## Do this
Go through the data below. Pull out every line that has the word "Temp".

* BEGIN *

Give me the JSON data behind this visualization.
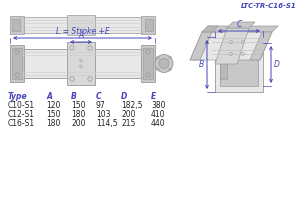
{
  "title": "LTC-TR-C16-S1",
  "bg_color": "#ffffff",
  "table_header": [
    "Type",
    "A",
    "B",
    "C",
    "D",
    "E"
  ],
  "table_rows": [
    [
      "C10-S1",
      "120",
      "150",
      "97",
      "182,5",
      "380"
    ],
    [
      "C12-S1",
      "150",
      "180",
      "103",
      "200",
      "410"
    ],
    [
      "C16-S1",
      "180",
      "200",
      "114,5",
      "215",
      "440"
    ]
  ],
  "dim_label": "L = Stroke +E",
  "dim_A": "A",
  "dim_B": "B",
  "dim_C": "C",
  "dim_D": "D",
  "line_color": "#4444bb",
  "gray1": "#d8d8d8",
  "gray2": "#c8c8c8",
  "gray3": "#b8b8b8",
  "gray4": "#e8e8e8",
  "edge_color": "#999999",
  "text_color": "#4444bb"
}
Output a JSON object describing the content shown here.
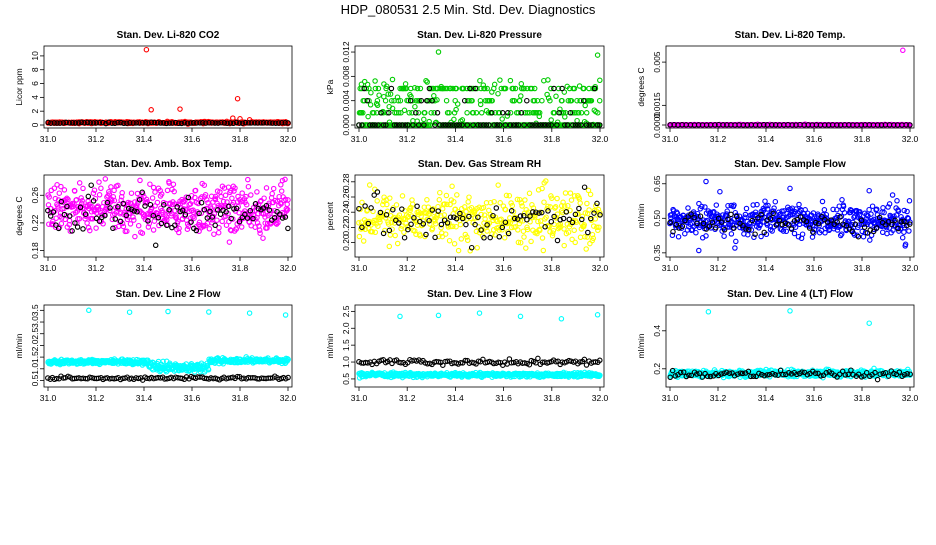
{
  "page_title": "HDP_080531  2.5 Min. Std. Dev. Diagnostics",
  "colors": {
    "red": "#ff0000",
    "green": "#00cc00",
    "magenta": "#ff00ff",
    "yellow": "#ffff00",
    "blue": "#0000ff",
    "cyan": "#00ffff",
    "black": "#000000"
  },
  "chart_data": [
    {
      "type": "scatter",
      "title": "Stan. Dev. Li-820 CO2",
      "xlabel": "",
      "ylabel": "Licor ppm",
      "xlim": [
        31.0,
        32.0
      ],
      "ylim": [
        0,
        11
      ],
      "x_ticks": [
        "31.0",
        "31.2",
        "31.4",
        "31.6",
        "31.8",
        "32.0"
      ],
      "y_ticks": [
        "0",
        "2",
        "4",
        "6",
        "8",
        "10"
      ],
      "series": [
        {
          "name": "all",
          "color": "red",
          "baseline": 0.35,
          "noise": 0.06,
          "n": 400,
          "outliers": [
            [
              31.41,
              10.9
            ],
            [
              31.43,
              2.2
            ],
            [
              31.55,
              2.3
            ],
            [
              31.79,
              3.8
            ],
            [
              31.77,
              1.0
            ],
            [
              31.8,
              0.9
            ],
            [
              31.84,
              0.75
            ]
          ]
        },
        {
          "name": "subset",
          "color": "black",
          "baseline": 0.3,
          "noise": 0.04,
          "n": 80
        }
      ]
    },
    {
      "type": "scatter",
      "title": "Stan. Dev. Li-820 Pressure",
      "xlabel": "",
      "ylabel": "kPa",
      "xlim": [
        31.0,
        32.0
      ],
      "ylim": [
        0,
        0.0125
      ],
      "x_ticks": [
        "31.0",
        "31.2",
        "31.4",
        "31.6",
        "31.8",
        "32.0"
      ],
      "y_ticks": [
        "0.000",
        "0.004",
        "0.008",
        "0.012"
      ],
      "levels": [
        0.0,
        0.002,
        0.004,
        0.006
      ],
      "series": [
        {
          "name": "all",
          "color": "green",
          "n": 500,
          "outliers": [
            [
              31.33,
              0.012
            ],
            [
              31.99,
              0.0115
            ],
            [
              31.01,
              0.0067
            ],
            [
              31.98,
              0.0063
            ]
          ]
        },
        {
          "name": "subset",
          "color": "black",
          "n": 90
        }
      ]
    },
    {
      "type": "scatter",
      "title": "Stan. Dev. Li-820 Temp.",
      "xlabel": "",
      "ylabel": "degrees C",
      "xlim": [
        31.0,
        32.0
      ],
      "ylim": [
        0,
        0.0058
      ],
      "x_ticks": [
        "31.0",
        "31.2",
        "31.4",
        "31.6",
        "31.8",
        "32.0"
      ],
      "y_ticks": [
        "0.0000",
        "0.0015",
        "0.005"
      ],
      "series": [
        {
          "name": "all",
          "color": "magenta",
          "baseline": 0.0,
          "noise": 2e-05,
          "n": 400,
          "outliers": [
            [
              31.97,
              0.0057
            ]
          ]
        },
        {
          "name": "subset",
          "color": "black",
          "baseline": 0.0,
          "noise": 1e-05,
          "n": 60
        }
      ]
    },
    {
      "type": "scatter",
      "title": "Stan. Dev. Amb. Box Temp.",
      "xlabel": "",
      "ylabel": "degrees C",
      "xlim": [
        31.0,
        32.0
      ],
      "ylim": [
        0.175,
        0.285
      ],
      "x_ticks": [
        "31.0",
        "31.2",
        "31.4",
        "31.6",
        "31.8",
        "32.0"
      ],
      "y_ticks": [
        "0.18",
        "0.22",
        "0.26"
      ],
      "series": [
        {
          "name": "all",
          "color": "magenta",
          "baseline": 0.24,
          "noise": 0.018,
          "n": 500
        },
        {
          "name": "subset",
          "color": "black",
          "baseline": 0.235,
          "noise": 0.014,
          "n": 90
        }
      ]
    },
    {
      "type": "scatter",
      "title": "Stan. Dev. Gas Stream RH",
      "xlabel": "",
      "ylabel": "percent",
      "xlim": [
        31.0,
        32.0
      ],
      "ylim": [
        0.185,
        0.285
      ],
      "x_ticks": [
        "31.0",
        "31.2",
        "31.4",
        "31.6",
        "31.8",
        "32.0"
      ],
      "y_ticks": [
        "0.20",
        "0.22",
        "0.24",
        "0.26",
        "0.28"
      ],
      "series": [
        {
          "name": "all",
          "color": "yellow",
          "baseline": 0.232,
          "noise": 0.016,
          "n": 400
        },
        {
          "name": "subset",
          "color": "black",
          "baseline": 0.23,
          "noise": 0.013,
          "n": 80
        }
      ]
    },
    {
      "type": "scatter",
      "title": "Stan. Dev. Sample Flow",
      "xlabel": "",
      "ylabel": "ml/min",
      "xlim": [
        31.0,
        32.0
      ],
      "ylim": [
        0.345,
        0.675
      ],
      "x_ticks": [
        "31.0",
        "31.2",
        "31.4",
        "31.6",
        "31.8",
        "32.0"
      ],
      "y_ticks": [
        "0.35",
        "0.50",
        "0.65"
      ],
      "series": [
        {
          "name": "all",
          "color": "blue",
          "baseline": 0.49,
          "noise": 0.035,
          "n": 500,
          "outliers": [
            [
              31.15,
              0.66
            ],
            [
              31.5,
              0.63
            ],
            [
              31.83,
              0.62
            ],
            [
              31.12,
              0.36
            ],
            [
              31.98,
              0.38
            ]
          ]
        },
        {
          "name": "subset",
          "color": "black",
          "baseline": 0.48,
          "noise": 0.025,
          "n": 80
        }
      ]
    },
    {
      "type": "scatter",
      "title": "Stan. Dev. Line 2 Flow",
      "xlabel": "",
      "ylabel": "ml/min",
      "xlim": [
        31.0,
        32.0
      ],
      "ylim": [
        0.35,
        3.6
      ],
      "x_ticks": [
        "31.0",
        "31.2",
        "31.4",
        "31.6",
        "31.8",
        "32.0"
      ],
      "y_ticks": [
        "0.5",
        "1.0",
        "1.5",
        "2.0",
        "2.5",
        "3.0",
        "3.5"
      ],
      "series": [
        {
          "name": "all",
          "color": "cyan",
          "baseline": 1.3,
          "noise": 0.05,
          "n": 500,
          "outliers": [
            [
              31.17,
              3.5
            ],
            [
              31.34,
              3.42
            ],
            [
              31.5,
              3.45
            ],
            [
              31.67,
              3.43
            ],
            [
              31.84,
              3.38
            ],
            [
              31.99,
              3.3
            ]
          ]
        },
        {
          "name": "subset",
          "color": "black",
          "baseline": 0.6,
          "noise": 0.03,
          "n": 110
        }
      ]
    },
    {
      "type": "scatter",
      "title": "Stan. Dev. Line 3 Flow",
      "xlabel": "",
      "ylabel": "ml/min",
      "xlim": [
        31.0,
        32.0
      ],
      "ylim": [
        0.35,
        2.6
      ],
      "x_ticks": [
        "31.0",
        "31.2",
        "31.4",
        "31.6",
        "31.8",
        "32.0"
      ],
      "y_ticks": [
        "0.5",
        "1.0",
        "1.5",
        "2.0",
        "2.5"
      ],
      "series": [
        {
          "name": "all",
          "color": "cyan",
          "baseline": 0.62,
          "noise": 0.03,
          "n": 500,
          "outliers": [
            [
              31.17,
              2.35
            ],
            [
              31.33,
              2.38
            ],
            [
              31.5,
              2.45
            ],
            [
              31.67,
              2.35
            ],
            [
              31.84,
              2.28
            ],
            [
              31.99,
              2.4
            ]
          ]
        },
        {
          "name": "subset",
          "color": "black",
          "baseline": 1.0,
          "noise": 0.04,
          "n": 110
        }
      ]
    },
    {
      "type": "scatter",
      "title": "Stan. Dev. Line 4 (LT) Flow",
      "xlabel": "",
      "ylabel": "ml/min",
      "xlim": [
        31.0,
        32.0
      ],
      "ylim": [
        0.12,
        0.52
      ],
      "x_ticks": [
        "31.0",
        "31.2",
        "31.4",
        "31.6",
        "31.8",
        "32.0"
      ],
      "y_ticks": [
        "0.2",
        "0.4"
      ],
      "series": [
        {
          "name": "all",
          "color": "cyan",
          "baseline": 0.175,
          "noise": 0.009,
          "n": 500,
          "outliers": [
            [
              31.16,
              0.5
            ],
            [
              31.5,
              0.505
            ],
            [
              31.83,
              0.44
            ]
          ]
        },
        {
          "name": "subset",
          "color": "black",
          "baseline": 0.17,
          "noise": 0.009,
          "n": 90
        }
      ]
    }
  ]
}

* END *

## Correct output
      "title": "Stan. Dev. Li-820 Temp.",
      "title": "Stan. Dev. Amb. Box Temp.",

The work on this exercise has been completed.